PROVIDED ENTRIES
###
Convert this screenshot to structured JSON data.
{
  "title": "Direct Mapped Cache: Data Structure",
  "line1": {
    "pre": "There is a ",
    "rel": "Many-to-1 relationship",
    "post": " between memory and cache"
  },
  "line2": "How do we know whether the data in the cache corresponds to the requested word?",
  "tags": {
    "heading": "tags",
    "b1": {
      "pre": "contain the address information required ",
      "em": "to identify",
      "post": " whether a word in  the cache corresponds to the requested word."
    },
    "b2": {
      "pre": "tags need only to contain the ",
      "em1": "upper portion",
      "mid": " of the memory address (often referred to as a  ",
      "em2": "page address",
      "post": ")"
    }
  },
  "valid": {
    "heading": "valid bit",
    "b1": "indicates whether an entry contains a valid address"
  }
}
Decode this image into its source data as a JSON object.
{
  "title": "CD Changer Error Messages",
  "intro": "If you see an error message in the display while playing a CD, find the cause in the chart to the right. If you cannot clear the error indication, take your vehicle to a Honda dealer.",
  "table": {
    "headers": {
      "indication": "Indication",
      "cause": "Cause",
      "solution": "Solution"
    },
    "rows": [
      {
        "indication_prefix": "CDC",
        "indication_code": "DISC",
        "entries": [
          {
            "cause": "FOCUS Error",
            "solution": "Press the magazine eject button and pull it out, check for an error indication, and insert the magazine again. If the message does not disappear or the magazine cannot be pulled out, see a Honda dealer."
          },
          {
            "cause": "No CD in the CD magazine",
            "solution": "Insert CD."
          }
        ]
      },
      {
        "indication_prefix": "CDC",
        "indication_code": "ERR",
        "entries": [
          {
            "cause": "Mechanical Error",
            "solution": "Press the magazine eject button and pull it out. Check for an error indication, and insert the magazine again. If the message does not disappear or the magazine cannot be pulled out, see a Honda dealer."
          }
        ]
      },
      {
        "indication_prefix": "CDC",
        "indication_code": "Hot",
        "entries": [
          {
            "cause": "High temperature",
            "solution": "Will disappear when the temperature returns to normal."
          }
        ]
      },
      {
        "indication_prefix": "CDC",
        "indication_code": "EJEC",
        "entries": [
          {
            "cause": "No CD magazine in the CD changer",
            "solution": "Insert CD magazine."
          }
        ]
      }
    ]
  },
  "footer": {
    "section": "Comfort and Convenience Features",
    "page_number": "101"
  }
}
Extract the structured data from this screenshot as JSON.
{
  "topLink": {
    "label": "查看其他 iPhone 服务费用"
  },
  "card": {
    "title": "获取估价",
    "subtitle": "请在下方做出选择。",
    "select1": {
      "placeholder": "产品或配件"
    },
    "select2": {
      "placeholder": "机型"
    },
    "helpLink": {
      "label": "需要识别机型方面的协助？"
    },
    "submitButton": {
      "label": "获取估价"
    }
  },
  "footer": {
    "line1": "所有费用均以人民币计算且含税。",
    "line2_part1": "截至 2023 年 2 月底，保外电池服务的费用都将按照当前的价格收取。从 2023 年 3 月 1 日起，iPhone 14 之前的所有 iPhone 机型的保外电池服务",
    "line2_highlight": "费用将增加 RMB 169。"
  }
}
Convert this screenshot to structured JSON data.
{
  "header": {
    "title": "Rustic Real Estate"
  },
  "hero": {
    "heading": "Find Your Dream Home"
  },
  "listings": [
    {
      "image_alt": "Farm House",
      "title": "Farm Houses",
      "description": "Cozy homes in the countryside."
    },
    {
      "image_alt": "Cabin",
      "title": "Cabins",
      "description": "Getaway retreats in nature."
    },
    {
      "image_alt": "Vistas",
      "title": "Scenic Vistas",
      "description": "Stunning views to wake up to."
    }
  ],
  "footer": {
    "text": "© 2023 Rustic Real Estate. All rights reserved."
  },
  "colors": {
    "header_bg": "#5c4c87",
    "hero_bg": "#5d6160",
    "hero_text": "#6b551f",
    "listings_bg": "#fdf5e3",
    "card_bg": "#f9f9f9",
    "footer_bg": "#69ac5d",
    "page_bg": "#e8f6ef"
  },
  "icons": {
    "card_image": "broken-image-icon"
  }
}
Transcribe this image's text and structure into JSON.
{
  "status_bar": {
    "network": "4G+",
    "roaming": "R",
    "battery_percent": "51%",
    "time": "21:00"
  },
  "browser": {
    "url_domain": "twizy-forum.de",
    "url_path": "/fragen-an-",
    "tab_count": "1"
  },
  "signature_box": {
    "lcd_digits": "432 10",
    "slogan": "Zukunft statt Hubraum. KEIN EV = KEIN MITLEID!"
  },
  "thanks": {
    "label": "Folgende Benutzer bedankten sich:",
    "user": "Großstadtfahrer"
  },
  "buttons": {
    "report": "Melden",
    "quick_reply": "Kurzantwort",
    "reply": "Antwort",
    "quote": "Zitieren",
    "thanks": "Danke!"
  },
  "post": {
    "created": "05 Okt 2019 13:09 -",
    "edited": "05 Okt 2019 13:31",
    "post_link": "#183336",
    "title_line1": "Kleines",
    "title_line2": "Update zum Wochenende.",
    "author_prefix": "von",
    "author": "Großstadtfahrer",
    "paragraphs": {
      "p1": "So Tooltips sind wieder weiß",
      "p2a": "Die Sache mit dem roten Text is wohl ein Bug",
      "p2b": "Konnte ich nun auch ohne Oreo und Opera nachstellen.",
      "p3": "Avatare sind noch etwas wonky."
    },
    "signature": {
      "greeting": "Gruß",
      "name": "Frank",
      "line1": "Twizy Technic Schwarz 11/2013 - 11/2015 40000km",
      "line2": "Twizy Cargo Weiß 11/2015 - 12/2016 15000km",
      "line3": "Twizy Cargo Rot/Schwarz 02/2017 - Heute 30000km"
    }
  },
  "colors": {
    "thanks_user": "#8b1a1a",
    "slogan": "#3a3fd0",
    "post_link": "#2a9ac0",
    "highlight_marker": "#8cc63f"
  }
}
###
TASK DIRECTIONS
Above are the records. Identify each line that contains the word "Estate".

REPLY TO THE TASK
    "title": "Rustic Real Estate"
    "text": "© 2023 Rustic Real Estate. All rights reserved."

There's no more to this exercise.